_AVAILABLE RECORDS:_
******
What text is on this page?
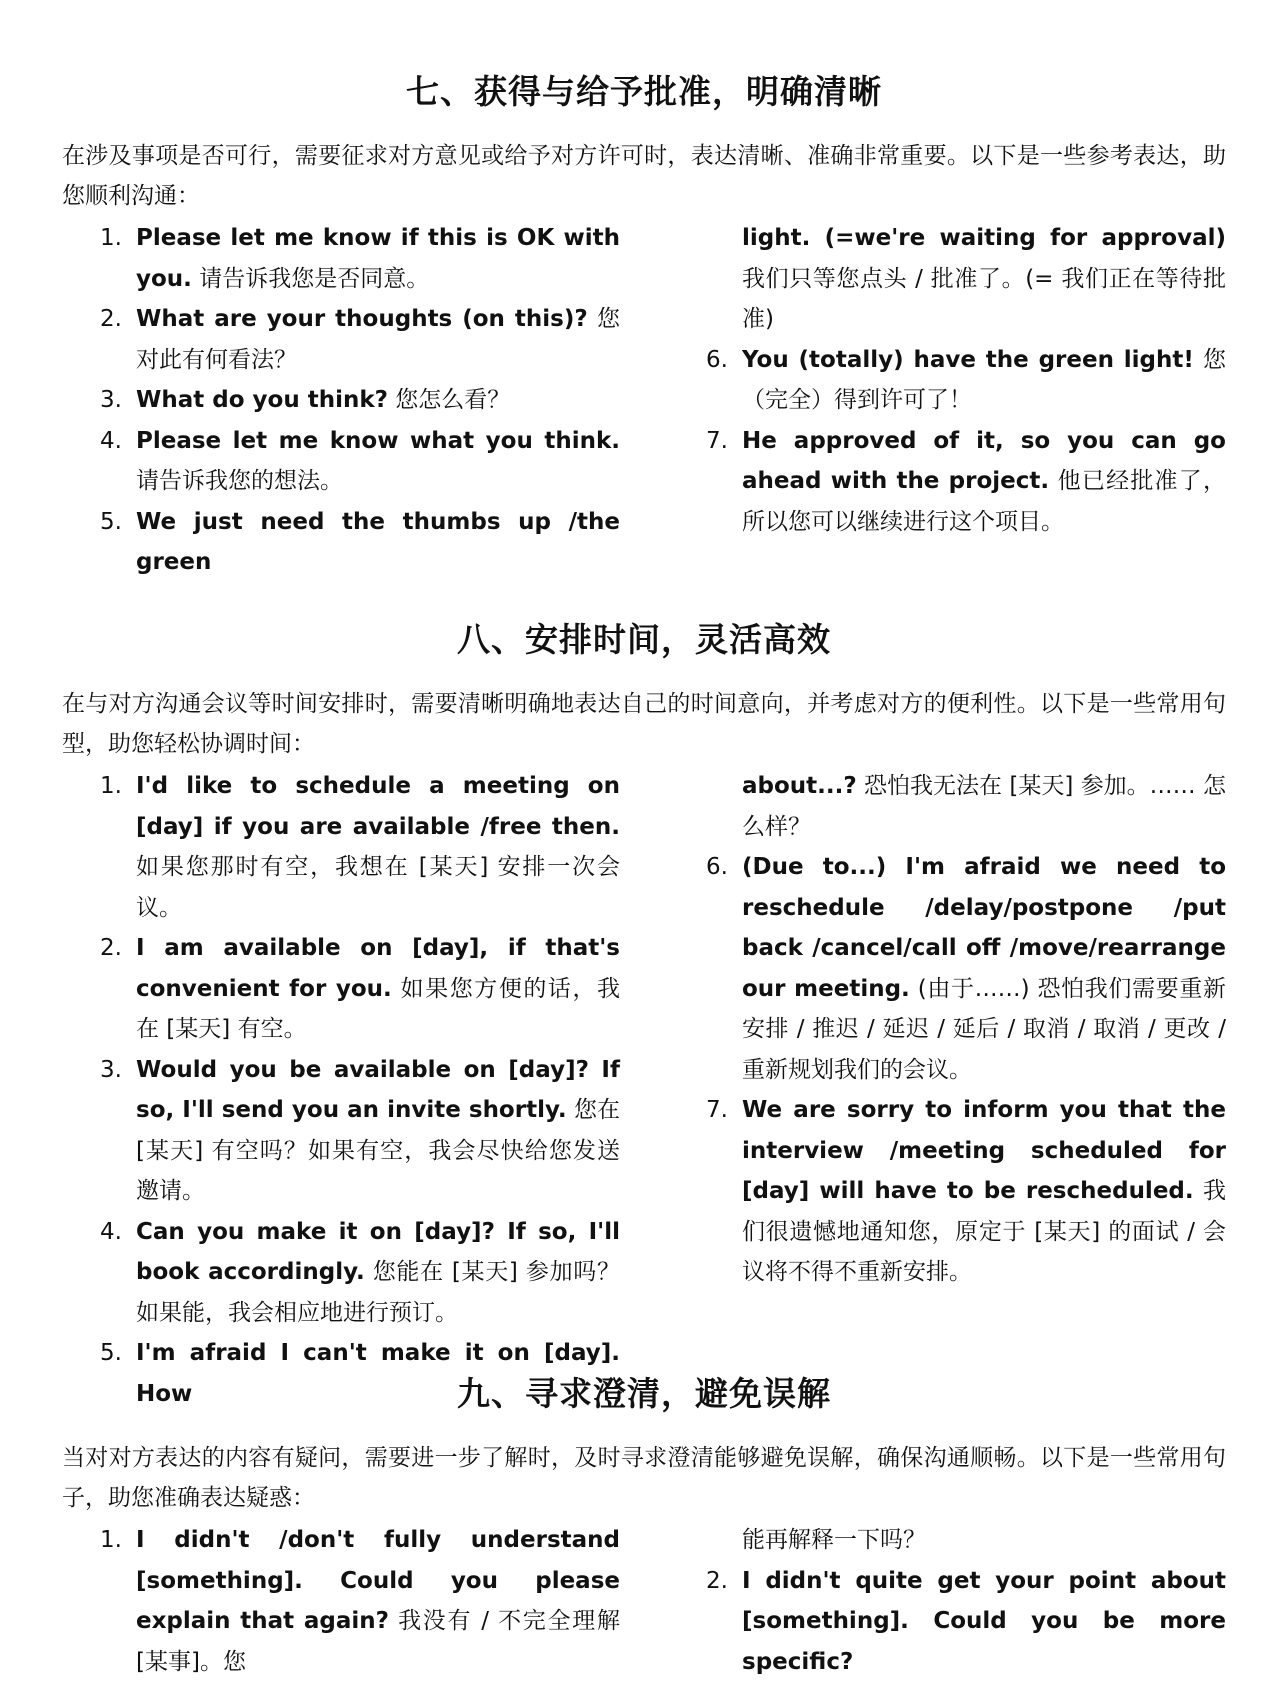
七、获得与给予批准，明确清晰

在涉及事项是否可行，需要征求对方意见或给予对方许可时，表达清晰、准确非常重要。以下是一些参考表达，助您顺利沟通：

1. Please let me know if this is OK with you. 请告诉我您是否同意。
2. What are your thoughts (on this)? 您对此有何看法？
3. What do you think? 您怎么看？
4. Please let me know what you think. 请告诉我您的想法。
5. We just need the thumbs up /the green
light. (=we're waiting for approval) 我们只等您点头 / 批准了。(= 我们正在等待批准)
6. You (totally) have the green light! 您（完全）得到许可了！
7. He approved of it, so you can go ahead with the project. 他已经批准了，所以您可以继续进行这个项目。
八、安排时间，灵活高效

在与对方沟通会议等时间安排时，需要清晰明确地表达自己的时间意向，并考虑对方的便利性。以下是一些常用句型，助您轻松协调时间：

1. I'd like to schedule a meeting on [day] if you are available /free then. 如果您那时有空，我想在 [某天] 安排一次会议。
2. I am available on [day], if that's convenient for you. 如果您方便的话，我在 [某天] 有空。
3. Would you be available on [day]? If so, I'll send you an invite shortly. 您在 [某天] 有空吗？如果有空，我会尽快给您发送邀请。
4. Can you make it on [day]? If so, I'll book accordingly. 您能在 [某天] 参加吗？如果能，我会相应地进行预订。
5. I'm afraid I can't make it on [day]. How
about...? 恐怕我无法在 [某天] 参加。…… 怎么样？
6. (Due to...) I'm afraid we need to reschedule /delay/postpone /put back /cancel/call off /move/rearrange our meeting. (由于……) 恐怕我们需要重新安排 / 推迟 / 延迟 / 延后 / 取消 / 取消 / 更改 / 重新规划我们的会议。
7. We are sorry to inform you that the interview /meeting scheduled for [day] will have to be rescheduled. 我们很遗憾地通知您，原定于 [某天] 的面试 / 会议将不得不重新安排。
九、寻求澄清，避免误解

当对对方表达的内容有疑问，需要进一步了解时，及时寻求澄清能够避免误解，确保沟通顺畅。以下是一些常用句子，助您准确表达疑惑：

1. I didn't /don't fully understand [something]. Could you please explain that again? 我没有 / 不完全理解 [某事]。您
能再解释一下吗？
2. I didn't quite get your point about [something]. Could you be more specific?
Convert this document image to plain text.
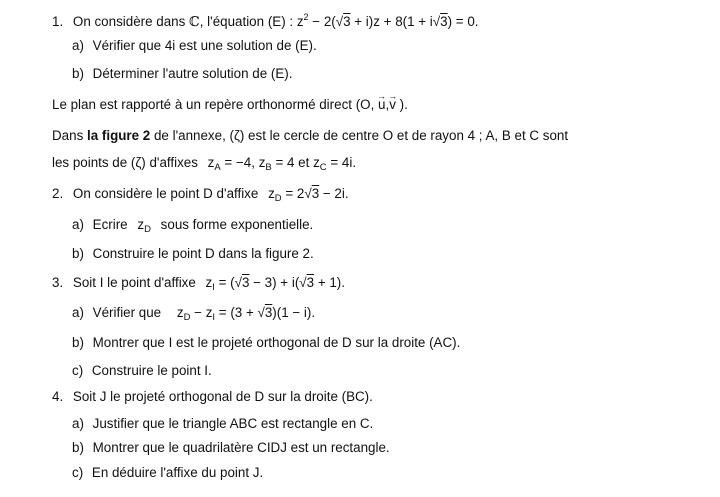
1. On considère dans ℂ, l'équation (E) : $z^2 - 2(√3 + i)z + 8(1 + i√3) = 0$.
a) Vérifier que 4i est une solution de (E).
b) Déterminer l'autre solution de (E).
Le plan est rapporté à un repère orthonormé direct (O, → u,→ v ).
Dans la figure 2 de l'annexe, (ζ) est le cercle de centre O et de rayon 4 ; A, B et C sont
les points de (ζ) d'affixes $z_A = -4$, $z_B = 4$ et $z_C = 4i$.
2. On considère le point D d'affixe $z_D = 2√3 - 2i$.
a) Ecrire $z_D$ sous forme exponentielle.
b) Construire le point D dans la figure 2.
3. Soit I le point d'affixe $z_I = (√3 - 3) + i(√3 + 1)$.
a) Vérifier que $z_D - z_I = (3 + √3)(1 - i)$.
b) Montrer que I est le projeté orthogonal de D sur la droite (AC).
c) Construire le point I.
4. Soit J le projeté orthogonal de D sur la droite (BC).
a) Justifier que le triangle ABC est rectangle en C.
b) Montrer que le quadrilatère CIDJ est un rectangle.
c) En déduire l'affixe du point J.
******
_WORK INSTRUCTIONS:_
Repeat each entry exactly. Pictures do not belong in the copy.

_COMPLETE ANSWER:_
What text is on this page?
七、获得与给予批准，明确清晰

在涉及事项是否可行，需要征求对方意见或给予对方许可时，表达清晰、准确非常重要。以下是一些参考表达，助您顺利沟通：

1. Please let me know if this is OK with you. 请告诉我您是否同意。
2. What are your thoughts (on this)? 您对此有何看法？
3. What do you think? 您怎么看？
4. Please let me know what you think. 请告诉我您的想法。
5. We just need the thumbs up /the green
light. (=we're waiting for approval) 我们只等您点头 / 批准了。(= 我们正在等待批准)
6. You (totally) have the green light! 您（完全）得到许可了！
7. He approved of it, so you can go ahead with the project. 他已经批准了，所以您可以继续进行这个项目。
八、安排时间，灵活高效

在与对方沟通会议等时间安排时，需要清晰明确地表达自己的时间意向，并考虑对方的便利性。以下是一些常用句型，助您轻松协调时间：

1. I'd like to schedule a meeting on [day] if you are available /free then. 如果您那时有空，我想在 [某天] 安排一次会议。
2. I am available on [day], if that's convenient for you. 如果您方便的话，我在 [某天] 有空。
3. Would you be available on [day]? If so, I'll send you an invite shortly. 您在 [某天] 有空吗？如果有空，我会尽快给您发送邀请。
4. Can you make it on [day]? If so, I'll book accordingly. 您能在 [某天] 参加吗？如果能，我会相应地进行预订。
5. I'm afraid I can't make it on [day]. How
about...? 恐怕我无法在 [某天] 参加。…… 怎么样？
6. (Due to...) I'm afraid we need to reschedule /delay/postpone /put back /cancel/call off /move/rearrange our meeting. (由于……) 恐怕我们需要重新安排 / 推迟 / 延迟 / 延后 / 取消 / 取消 / 更改 / 重新规划我们的会议。
7. We are sorry to inform you that the interview /meeting scheduled for [day] will have to be rescheduled. 我们很遗憾地通知您，原定于 [某天] 的面试 / 会议将不得不重新安排。
九、寻求澄清，避免误解

当对对方表达的内容有疑问，需要进一步了解时，及时寻求澄清能够避免误解，确保沟通顺畅。以下是一些常用句子，助您准确表达疑惑：

1. I didn't /don't fully understand [something]. Could you please explain that again? 我没有 / 不完全理解 [某事]。您
能再解释一下吗？
2. I didn't quite get your point about [something]. Could you be more specific?
Convert this document image to plain text.
1. On considère dans ℂ, l'équation (E) : $z^2 - 2(√3 + i)z + 8(1 + i√3) = 0$.
a) Vérifier que 4i est une solution de (E).
b) Déterminer l'autre solution de (E).
Le plan est rapporté à un repère orthonormé direct (O, → u,→ v ).
Dans la figure 2 de l'annexe, (ζ) est le cercle de centre O et de rayon 4 ; A, B et C sont
les points de (ζ) d'affixes $z_A = -4$, $z_B = 4$ et $z_C = 4i$.
2. On considère le point D d'affixe $z_D = 2√3 - 2i$.
a) Ecrire $z_D$ sous forme exponentielle.
b) Construire le point D dans la figure 2.
3. Soit I le point d'affixe $z_I = (√3 - 3) + i(√3 + 1)$.
a) Vérifier que $z_D - z_I = (3 + √3)(1 - i)$.
b) Montrer que I est le projeté orthogonal de D sur la droite (AC).
c) Construire le point I.
4. Soit J le projeté orthogonal de D sur la droite (BC).
a) Justifier que le triangle ABC est rectangle en C.
b) Montrer que le quadrilatère CIDJ est un rectangle.
c) En déduire l'affixe du point J.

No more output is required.